>> BEGIN DATA

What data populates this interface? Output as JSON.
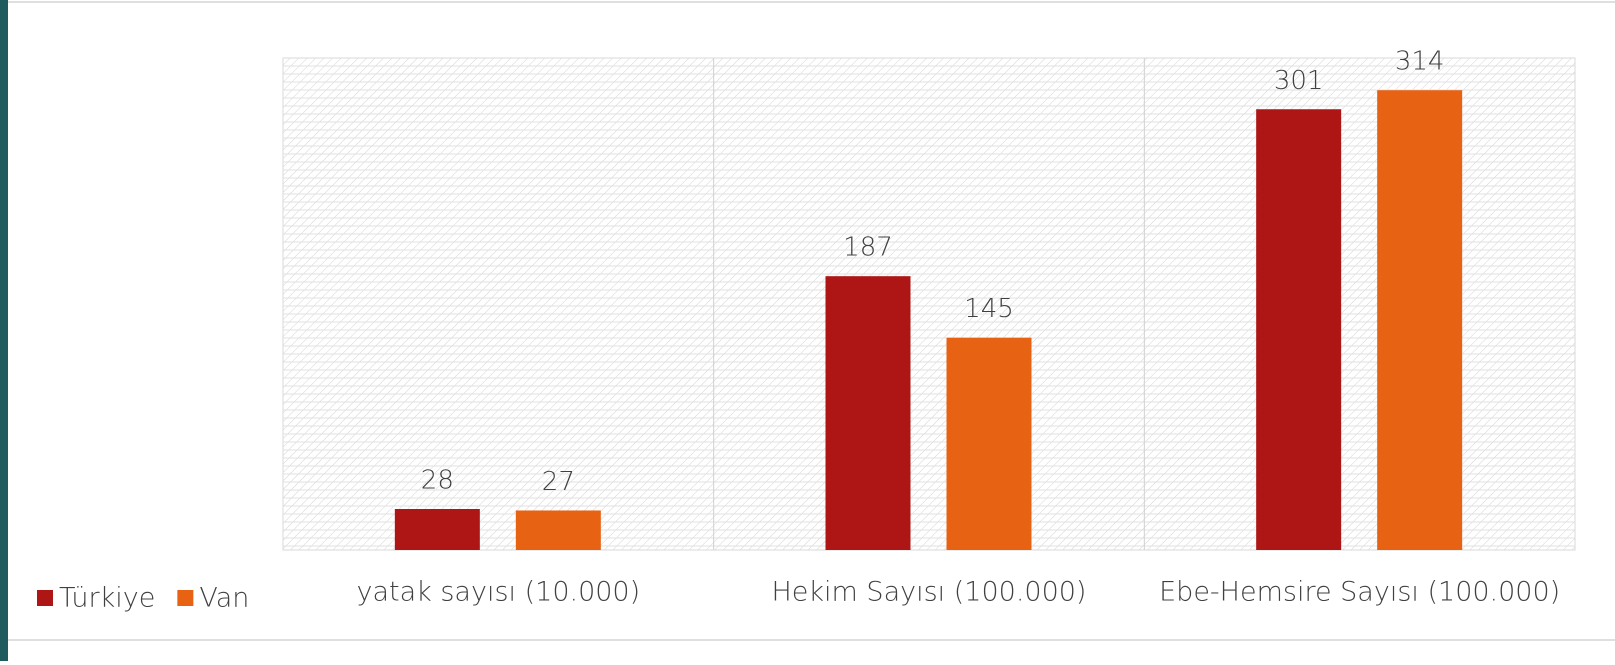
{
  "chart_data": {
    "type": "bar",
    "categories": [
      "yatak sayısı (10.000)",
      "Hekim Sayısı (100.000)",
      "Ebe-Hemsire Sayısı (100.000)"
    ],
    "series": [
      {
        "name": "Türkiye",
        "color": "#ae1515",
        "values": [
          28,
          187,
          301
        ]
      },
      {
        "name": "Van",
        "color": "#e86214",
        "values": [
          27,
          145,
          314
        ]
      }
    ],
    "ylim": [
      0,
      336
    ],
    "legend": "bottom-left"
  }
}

>> END DATA
>> BEGIN DATA

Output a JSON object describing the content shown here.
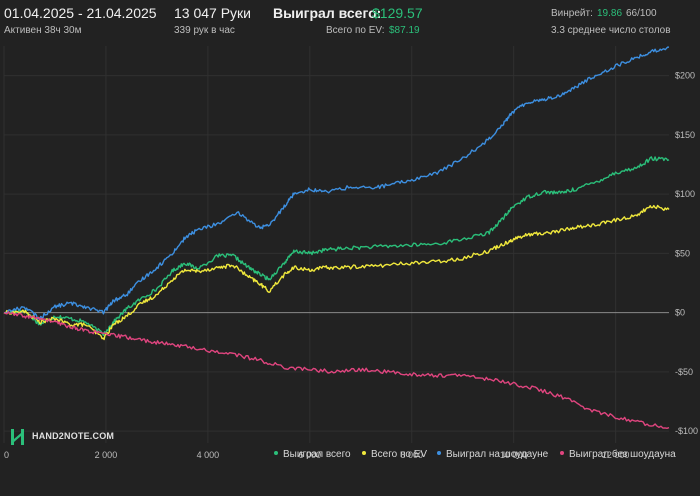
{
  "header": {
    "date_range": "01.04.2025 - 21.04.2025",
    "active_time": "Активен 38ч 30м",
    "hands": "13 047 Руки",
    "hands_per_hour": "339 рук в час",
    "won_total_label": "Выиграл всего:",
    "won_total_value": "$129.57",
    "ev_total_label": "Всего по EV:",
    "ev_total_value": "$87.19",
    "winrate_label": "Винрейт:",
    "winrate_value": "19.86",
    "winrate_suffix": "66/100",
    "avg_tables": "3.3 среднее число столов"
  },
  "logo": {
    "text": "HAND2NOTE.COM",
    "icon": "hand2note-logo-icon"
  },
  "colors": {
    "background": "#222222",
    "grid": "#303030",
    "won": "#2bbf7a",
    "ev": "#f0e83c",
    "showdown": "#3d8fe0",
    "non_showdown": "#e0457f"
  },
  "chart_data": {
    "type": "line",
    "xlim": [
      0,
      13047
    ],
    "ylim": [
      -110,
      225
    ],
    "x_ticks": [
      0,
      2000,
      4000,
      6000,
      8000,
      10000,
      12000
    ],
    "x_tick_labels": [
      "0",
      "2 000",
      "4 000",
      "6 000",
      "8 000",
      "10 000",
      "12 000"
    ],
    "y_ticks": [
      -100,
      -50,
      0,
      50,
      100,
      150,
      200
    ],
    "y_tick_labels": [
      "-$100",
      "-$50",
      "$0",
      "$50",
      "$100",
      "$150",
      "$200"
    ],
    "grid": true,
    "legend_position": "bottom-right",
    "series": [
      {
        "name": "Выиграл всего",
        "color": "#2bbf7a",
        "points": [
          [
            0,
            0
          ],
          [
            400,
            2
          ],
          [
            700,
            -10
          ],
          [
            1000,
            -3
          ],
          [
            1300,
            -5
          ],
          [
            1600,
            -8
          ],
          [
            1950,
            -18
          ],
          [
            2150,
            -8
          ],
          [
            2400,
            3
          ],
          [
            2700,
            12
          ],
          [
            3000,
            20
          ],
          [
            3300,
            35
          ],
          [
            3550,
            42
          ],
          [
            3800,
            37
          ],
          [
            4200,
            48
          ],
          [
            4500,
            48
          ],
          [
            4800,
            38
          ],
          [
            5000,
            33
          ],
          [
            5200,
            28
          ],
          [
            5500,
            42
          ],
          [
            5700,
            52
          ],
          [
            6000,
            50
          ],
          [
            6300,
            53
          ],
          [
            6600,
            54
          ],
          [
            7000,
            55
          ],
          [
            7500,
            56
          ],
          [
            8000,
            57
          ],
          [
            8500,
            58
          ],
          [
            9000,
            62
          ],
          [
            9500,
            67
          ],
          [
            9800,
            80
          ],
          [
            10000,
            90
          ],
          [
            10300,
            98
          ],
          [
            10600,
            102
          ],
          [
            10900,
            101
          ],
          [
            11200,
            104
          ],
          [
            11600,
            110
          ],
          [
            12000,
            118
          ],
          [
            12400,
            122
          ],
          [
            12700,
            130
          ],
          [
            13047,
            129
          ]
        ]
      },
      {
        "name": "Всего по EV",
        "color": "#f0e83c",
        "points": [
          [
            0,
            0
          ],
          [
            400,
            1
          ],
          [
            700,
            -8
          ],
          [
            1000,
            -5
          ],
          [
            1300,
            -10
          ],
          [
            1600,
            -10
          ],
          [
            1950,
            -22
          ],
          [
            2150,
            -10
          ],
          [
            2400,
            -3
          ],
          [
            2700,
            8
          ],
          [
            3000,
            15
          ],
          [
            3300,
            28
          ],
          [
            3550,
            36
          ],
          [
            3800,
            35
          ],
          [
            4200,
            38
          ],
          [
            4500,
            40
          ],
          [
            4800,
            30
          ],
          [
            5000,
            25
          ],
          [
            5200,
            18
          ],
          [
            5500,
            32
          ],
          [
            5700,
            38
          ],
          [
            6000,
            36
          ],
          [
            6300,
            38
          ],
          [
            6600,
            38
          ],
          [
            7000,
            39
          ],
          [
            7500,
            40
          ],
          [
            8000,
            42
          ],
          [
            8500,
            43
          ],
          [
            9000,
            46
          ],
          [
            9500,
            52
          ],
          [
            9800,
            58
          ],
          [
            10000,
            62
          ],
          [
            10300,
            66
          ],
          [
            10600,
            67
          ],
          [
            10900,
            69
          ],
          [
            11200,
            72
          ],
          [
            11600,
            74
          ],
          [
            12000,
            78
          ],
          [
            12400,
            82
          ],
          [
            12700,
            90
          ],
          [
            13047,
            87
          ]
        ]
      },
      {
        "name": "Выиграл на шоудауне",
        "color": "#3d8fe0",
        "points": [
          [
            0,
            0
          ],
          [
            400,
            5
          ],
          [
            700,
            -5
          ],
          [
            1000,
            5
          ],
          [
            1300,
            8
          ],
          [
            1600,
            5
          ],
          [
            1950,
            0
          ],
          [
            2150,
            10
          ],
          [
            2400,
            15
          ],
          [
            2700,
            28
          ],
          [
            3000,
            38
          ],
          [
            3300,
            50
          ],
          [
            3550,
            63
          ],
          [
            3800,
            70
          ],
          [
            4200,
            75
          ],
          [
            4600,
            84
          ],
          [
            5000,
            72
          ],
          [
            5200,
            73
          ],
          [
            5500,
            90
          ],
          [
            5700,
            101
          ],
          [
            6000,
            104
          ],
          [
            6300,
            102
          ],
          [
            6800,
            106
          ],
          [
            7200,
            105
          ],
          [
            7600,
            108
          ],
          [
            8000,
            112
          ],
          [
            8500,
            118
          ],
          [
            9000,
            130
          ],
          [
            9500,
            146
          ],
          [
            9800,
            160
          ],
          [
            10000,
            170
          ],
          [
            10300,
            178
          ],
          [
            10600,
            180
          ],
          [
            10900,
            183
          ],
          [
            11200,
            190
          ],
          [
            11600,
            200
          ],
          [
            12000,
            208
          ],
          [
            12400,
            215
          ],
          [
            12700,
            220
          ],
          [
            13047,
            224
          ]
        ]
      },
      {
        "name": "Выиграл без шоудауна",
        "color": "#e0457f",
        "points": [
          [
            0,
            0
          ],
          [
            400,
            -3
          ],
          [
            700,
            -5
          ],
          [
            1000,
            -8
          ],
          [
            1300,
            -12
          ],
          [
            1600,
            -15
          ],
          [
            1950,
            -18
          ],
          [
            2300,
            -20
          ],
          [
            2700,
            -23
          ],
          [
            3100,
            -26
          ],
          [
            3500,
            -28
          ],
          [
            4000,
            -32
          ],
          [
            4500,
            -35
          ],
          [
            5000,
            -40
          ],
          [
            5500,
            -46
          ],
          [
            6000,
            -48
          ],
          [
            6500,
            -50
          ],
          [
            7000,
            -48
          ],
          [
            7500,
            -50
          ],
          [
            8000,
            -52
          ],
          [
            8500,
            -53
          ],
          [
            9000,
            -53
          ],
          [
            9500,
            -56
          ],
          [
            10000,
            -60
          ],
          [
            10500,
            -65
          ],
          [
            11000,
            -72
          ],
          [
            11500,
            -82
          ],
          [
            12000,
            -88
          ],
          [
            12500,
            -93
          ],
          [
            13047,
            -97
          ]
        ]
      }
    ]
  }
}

>> END DATA

### DESCRIPTION OF THE TASK
Output a single number: how many lines contain the word "Выиграл".

### FULL OUTPUT
4